Extracted text ::
★ ★ ★ ★
Initialize DatabaseHandler class

Source code in pytau/changepoint_io.py

def __init__(self):
    """Initialize DatabaseHandler class
    """
    self.unique_cols = ['exp.model_id', 'exp.save_path', 'exp.fit_date']
    self.model_database_path = MODEL_DATABASE_PATH
    self.model_save_base_dir = MODEL_SAVE_DIR

    if os.path.exists(self.model_database_path):
        self.fit_database = pd.read_csv(self.model_database_path,
                                        index_col=0)
        all_na = [all(x) for num, x in self.fit_database.isna().iterrows()]
        if all_na:
            print(f'{sum(all_na)} rows found with all NA, removing...')
            self.fit_database = self.fit_database.dropna(how='all')
    else:
        print('Fit database does not exist yet')

`aggregate_metadata()`

Collects information regarding data and current "experiment"

Raises:

Type	Description
`Exception`	If 'external_metadata' has not been ingested, that needs to be done first

Returns:

Name	Type	Description
`dict`		Dictionary of metadata given to FitHandler class

Source code in pytau/changepoint_io.py

def aggregate_metadata(self):
    """Collects information regarding data and current "experiment"

    Raises:
        Exception: If 'external_metadata' has not been ingested, that needs to be done first

    Returns:
        dict: Dictionary of metadata given to FitHandler class
    """
★ ★ ★ ★
Data block ::
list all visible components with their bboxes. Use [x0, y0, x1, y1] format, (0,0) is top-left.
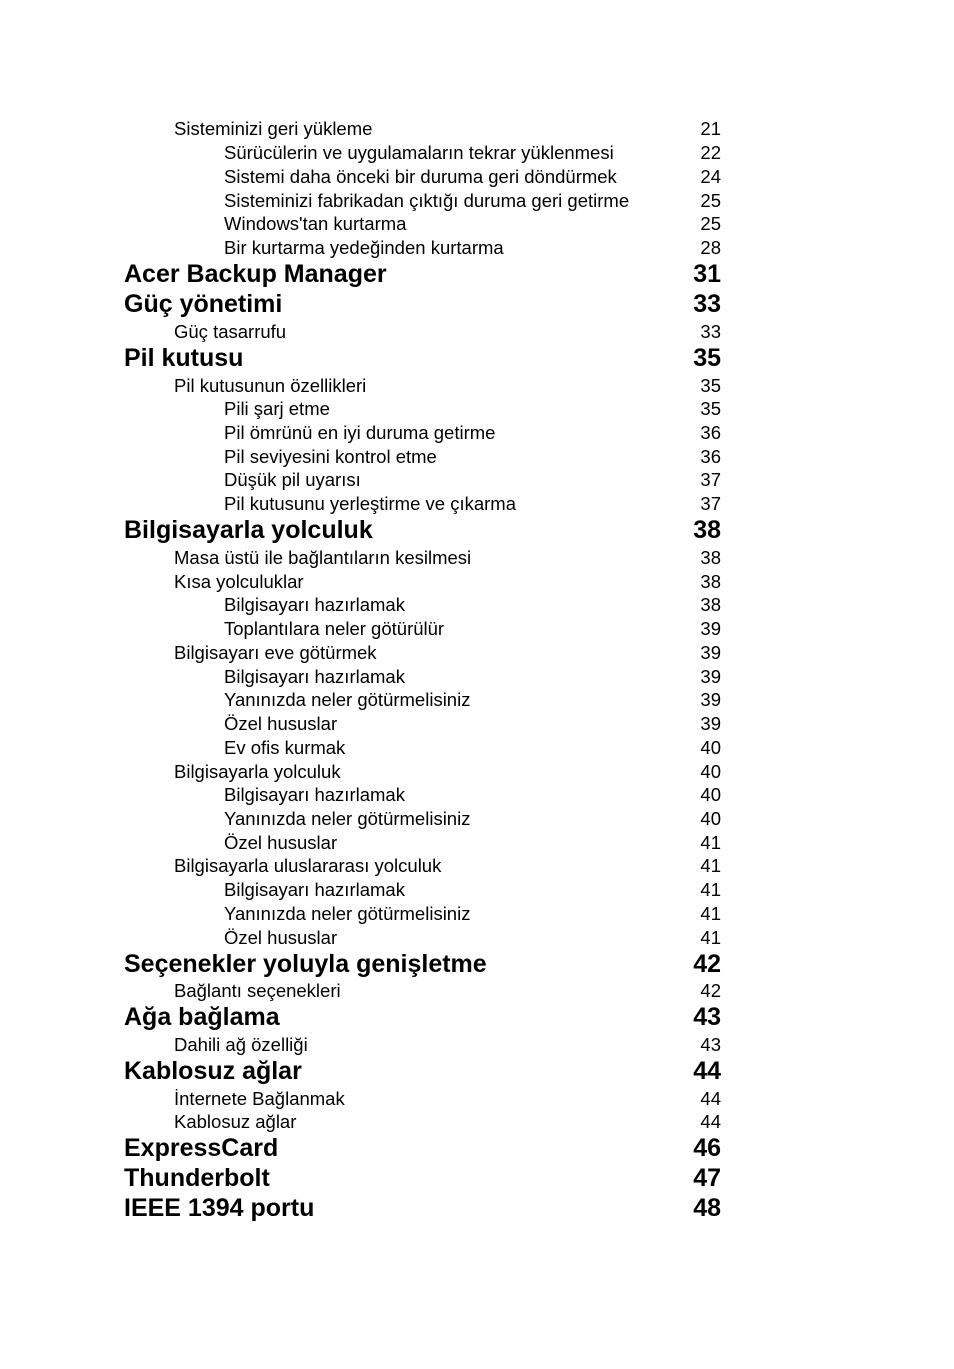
★ ★ ★ ★
Directions ::
1 – In the DatabaseHandler documentation, what message does the initializer print when the model database path does not exist?
2 – Continue the DatabaseHandler documentation from the point where it stops.
The data is separate material and is unrelated to the DatabaseHandler documentation.

Responses to the tasks ::
1 – It prints "Fit database does not exist yet".

2 –
    if 'external_metadata' not in dir(self):
        raise Exception('Fit run metdata needs to be ingested '
                        'into data_handler first')

    data_details = dict(zip(
        ['data_dir',
         'basename',
         'animal_name',
         'session_date',
         'taste_num',
         'laser_type',
         'region_name'],
        [self.data_dir,
         self.data_basename,
         self.animal_name,
         self.session_date,
         self.taste_num,
         self.laser_type,
         self.region_name]))

    exp_details = dict(zip(
        ['exp_name', 
         'model_id',
         'save_path',
         'fit_date'],
        [self.experiment_name,
         self.model_id,
         self.model_save_path,
         self.fit_date]))

    module_details = dict(zip(
        ['pymc3_version',
         'theano_version'],
        [pymc3.__version__,
            theano.__version__]
        ))

    temp_ext_met = self.external_metadata
    temp_ext_met['data'] = data_details
    temp_ext_met['exp'] = exp_details
    temp_ext_met['module'] = module_details

    return temp_ext_met

`check_exists()`

Check if the given fit already exists in database

Returns:

Name	Type	Description
`bool`		Boolean for whether fit already exists or not

Source code in pytau/changepoint_io.py

def check_exists(self):
    """Check if the given fit already exists in database

    Returns:
        bool: Boolean for whether fit already exists or not
    """
    if self.fit_exists is not None:
        return self.fit_exists

`check_mismatched_paths()`

Check if there are any mismatched pkl files between database and directory

Returns:

Name	Type	Description
		pandas dataframe: Dataframe containing rows for which pkl file not present
`list`		pkl files which cannot be matched to model in database
`list`		all files in save directory

Source code in pytau/changepoint_io.py

def check_mismatched_paths(self):
    """Check if there are any mismatched pkl files between database and directory

    Returns:
        pandas dataframe: Dataframe containing rows for which pkl file not present
        list: pkl files which cannot be matched to model in database
        list: all files in save directory
    """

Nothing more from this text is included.